◆ **WRITTEN REQUEST**: Every line that includes the word "room" is to be listed.

BEGIN RECORDS SHOWN

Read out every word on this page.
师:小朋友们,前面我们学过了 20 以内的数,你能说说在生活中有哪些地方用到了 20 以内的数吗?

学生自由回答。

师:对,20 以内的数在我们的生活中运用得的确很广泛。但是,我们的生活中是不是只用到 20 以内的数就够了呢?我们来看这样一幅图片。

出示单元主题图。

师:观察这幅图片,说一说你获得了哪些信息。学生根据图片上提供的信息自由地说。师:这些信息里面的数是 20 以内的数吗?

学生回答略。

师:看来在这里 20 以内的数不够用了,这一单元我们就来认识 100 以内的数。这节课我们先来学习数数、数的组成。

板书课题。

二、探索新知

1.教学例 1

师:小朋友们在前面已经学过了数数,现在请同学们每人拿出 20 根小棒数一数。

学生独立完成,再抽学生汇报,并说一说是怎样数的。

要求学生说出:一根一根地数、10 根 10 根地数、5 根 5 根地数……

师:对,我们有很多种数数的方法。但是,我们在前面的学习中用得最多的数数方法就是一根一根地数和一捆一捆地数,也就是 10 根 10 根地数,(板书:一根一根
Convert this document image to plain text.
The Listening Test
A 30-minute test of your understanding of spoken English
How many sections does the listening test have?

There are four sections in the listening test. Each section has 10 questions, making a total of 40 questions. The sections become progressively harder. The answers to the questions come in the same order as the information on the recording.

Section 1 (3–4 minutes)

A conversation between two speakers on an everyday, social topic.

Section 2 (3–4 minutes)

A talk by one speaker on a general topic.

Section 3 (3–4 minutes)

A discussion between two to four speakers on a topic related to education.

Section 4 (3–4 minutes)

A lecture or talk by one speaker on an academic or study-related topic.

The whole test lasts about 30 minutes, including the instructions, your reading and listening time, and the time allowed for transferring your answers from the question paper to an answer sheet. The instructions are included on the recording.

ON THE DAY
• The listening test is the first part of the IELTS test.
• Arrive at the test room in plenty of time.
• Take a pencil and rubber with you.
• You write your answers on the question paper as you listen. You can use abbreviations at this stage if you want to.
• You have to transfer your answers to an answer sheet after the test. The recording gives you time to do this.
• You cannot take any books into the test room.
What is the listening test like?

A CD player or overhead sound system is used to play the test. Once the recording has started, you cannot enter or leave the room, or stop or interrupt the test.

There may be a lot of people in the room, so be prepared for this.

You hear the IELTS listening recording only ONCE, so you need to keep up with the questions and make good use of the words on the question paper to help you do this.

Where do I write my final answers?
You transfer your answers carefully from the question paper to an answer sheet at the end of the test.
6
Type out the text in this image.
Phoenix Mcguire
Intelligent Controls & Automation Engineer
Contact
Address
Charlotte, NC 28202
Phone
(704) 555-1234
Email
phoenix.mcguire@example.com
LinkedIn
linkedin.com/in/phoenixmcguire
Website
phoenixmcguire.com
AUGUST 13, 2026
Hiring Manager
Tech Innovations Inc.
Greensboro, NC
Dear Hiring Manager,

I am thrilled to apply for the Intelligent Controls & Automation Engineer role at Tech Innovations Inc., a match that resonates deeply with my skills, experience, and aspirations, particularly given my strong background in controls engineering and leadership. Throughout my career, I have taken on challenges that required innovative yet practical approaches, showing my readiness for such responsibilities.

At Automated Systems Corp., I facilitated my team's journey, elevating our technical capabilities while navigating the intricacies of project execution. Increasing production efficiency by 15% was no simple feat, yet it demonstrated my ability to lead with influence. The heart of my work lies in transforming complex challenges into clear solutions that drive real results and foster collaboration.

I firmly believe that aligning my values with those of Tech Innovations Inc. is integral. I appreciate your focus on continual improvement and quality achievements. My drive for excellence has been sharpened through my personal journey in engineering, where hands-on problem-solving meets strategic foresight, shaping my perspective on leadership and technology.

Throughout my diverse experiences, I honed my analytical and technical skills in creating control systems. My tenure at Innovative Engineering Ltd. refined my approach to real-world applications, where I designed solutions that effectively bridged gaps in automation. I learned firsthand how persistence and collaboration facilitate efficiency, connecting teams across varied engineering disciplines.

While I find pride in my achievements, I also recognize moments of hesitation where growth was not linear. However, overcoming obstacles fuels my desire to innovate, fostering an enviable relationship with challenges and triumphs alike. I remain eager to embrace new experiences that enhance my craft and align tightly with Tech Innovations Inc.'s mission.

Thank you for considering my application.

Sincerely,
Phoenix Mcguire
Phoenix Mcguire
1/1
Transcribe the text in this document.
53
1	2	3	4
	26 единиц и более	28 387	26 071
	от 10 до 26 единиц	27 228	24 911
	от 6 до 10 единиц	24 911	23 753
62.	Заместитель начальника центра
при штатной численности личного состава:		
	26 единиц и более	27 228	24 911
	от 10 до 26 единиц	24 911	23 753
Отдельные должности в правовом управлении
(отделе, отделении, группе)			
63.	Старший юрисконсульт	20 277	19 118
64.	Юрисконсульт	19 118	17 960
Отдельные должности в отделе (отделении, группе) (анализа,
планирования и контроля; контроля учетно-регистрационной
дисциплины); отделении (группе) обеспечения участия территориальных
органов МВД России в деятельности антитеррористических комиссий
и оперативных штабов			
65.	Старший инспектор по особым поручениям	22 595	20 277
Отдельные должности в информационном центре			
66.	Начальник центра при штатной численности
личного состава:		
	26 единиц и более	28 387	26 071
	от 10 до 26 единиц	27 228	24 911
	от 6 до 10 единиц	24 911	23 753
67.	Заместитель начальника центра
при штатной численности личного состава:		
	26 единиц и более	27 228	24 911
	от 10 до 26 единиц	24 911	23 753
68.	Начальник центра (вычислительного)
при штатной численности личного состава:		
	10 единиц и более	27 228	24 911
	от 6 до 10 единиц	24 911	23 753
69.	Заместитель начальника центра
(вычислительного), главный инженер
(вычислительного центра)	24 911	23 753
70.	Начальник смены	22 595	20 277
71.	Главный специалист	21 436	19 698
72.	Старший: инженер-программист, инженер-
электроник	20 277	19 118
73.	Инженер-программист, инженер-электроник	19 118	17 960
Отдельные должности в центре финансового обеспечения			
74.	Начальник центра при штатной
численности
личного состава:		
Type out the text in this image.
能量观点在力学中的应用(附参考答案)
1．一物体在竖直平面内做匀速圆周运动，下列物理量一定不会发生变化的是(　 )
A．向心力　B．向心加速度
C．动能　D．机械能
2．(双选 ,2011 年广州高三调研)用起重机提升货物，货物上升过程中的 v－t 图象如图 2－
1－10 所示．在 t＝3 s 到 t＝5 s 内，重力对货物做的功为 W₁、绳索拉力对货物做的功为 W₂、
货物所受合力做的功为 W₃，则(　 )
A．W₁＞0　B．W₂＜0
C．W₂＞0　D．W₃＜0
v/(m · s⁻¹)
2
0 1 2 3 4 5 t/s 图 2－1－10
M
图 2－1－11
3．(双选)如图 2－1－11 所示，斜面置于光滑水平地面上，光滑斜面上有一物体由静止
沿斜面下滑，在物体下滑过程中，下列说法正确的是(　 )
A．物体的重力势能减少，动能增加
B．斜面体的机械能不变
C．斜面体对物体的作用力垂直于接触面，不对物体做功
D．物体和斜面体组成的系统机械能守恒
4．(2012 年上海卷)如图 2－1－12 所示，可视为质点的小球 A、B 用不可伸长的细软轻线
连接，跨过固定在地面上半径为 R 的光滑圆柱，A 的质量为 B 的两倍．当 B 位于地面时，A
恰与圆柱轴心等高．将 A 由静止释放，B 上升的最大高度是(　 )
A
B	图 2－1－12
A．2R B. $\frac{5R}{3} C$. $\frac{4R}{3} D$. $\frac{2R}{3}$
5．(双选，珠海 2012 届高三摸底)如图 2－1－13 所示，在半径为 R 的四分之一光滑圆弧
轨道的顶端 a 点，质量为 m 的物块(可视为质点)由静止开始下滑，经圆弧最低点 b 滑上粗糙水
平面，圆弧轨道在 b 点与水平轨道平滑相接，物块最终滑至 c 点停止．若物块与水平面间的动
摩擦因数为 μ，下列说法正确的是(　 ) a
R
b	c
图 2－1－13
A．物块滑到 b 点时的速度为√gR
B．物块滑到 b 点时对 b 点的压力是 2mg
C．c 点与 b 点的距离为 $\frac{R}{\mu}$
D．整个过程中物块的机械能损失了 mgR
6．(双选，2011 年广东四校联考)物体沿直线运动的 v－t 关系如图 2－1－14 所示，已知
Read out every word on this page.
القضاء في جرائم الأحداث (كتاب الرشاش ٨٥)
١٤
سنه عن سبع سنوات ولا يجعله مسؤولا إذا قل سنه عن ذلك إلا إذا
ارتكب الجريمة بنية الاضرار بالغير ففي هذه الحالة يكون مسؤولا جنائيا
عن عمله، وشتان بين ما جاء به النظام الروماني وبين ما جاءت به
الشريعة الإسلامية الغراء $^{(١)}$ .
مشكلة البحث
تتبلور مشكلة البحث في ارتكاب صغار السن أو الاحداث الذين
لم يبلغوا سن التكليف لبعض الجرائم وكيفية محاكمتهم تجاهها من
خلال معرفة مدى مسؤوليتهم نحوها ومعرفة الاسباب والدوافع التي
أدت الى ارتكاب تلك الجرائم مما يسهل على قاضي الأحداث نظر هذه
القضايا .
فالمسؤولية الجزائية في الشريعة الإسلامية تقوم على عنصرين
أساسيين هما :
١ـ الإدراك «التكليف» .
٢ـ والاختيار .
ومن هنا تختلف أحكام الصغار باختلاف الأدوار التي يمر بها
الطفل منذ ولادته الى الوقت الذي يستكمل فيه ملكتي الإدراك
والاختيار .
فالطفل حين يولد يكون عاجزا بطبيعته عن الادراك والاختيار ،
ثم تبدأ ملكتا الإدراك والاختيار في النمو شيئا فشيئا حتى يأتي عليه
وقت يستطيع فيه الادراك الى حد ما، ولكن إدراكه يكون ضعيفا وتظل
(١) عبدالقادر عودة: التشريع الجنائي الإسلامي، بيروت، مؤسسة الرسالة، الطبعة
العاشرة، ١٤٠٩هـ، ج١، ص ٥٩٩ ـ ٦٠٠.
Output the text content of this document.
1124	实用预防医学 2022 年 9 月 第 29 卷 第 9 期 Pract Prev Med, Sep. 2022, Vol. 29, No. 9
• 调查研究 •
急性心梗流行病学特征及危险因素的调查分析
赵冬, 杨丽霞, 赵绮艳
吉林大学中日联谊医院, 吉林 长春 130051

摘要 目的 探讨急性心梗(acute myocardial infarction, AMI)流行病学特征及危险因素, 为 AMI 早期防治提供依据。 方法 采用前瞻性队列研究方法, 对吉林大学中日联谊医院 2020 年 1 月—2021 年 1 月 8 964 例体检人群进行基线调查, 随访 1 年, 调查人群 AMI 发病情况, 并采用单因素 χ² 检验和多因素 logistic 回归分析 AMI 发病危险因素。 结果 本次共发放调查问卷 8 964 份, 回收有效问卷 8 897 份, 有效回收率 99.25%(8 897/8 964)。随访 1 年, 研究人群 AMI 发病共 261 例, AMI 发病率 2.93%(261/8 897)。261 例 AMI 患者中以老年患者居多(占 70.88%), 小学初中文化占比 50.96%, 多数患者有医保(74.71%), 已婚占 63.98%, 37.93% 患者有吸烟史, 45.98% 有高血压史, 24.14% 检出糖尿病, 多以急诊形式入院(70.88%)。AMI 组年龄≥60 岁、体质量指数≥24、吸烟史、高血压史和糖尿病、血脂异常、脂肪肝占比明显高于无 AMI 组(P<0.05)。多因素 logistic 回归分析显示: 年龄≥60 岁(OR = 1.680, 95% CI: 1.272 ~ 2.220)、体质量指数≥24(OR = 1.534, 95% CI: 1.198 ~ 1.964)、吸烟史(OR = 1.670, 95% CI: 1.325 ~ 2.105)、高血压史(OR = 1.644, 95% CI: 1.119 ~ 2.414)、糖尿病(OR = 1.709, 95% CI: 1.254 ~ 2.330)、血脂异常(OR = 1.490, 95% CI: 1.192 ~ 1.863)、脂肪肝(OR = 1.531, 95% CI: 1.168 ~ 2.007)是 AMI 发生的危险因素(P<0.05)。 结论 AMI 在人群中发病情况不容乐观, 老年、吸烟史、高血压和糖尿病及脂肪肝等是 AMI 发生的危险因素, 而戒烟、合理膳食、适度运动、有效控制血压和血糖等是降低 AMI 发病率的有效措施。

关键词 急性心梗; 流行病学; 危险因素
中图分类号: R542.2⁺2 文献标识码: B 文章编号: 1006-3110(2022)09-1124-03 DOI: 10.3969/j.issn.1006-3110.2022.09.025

END RECORDS SHOWN

◆ **WORKED ANSWER**:
• Arrive at the test room in plenty of time.
• You cannot take any books into the test room.
A CD player or overhead sound system is used to play the test. Once the recording has started, you cannot enter or leave the room, or stop or interrupt the test.
There may be a lot of people in the room, so be prepared for this.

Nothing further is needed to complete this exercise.